— What is asked —
All of the data must be printed exactly; please include every line.

— Data —
_ _ _

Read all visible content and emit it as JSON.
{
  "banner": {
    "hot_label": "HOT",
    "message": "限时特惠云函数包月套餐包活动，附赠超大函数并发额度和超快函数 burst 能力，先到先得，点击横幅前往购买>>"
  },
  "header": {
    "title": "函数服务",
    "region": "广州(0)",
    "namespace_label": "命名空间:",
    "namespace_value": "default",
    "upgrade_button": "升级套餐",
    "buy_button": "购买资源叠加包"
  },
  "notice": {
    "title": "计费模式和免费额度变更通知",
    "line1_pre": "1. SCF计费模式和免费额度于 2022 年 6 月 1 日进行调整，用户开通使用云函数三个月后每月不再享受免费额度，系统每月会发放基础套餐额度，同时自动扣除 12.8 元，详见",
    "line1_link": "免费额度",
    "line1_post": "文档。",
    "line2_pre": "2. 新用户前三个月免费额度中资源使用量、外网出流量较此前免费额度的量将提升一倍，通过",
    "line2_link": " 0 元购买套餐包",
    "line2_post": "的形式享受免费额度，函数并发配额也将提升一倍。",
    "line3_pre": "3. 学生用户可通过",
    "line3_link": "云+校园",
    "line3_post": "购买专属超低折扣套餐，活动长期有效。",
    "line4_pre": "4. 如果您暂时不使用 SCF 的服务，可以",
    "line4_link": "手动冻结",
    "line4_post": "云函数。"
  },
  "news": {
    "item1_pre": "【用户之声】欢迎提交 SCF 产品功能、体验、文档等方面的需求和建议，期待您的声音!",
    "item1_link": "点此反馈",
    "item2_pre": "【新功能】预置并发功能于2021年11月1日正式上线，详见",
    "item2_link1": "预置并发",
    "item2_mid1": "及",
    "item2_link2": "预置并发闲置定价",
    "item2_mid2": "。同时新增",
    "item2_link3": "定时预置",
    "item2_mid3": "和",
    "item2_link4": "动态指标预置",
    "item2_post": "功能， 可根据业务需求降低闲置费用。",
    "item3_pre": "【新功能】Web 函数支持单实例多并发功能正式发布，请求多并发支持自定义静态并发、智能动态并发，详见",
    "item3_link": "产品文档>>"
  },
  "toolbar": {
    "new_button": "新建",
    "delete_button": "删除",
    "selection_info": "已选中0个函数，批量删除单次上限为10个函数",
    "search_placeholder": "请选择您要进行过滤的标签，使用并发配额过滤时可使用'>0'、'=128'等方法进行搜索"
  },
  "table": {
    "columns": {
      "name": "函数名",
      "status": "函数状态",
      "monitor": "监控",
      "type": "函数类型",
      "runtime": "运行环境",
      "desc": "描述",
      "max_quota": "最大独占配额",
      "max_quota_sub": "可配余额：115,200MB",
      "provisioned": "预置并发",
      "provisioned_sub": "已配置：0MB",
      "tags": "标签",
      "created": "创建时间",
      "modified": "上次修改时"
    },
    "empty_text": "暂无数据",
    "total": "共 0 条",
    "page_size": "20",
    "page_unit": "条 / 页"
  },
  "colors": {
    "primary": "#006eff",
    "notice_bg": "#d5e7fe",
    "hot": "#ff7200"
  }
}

_ _ _

— In response —
Read all visible content and emit it as JSON.
{
  "banner": {
    "hot_label": "HOT",
    "message": "限时特惠云函数包月套餐包活动，附赠超大函数并发额度和超快函数 burst 能力，先到先得，点击横幅前往购买>>"
  },
  "header": {
    "title": "函数服务",
    "region": "广州(0)",
    "namespace_label": "命名空间:",
    "namespace_value": "default",
    "upgrade_button": "升级套餐",
    "buy_button": "购买资源叠加包"
  },
  "notice": {
    "title": "计费模式和免费额度变更通知",
    "line1_pre": "1. SCF计费模式和免费额度于 2022 年 6 月 1 日进行调整，用户开通使用云函数三个月后每月不再享受免费额度，系统每月会发放基础套餐额度，同时自动扣除 12.8 元，详见",
    "line1_link": "免费额度",
    "line1_post": "文档。",
    "line2_pre": "2. 新用户前三个月免费额度中资源使用量、外网出流量较此前免费额度的量将提升一倍，通过",
    "line2_link": " 0 元购买套餐包",
    "line2_post": "的形式享受免费额度，函数并发配额也将提升一倍。",
    "line3_pre": "3. 学生用户可通过",
    "line3_link": "云+校园",
    "line3_post": "购买专属超低折扣套餐，活动长期有效。",
    "line4_pre": "4. 如果您暂时不使用 SCF 的服务，可以",
    "line4_link": "手动冻结",
    "line4_post": "云函数。"
  },
  "news": {
    "item1_pre": "【用户之声】欢迎提交 SCF 产品功能、体验、文档等方面的需求和建议，期待您的声音!",
    "item1_link": "点此反馈",
    "item2_pre": "【新功能】预置并发功能于2021年11月1日正式上线，详见",
    "item2_link1": "预置并发",
    "item2_mid1": "及",
    "item2_link2": "预置并发闲置定价",
    "item2_mid2": "。同时新增",
    "item2_link3": "定时预置",
    "item2_mid3": "和",
    "item2_link4": "动态指标预置",
    "item2_post": "功能， 可根据业务需求降低闲置费用。",
    "item3_pre": "【新功能】Web 函数支持单实例多并发功能正式发布，请求多并发支持自定义静态并发、智能动态并发，详见",
    "item3_link": "产品文档>>"
  },
  "toolbar": {
    "new_button": "新建",
    "delete_button": "删除",
    "selection_info": "已选中0个函数，批量删除单次上限为10个函数",
    "search_placeholder": "请选择您要进行过滤的标签，使用并发配额过滤时可使用'>0'、'=128'等方法进行搜索"
  },
  "table": {
    "columns": {
      "name": "函数名",
      "status": "函数状态",
      "monitor": "监控",
      "type": "函数类型",
      "runtime": "运行环境",
      "desc": "描述",
      "max_quota": "最大独占配额",
      "max_quota_sub": "可配余额：115,200MB",
      "provisioned": "预置并发",
      "provisioned_sub": "已配置：0MB",
      "tags": "标签",
      "created": "创建时间",
      "modified": "上次修改时"
    },
    "empty_text": "暂无数据",
    "total": "共 0 条",
    "page_size": "20",
    "page_unit": "条 / 页"
  },
  "colors": {
    "primary": "#006eff",
    "notice_bg": "#d5e7fe",
    "hot": "#ff7200"
  }
}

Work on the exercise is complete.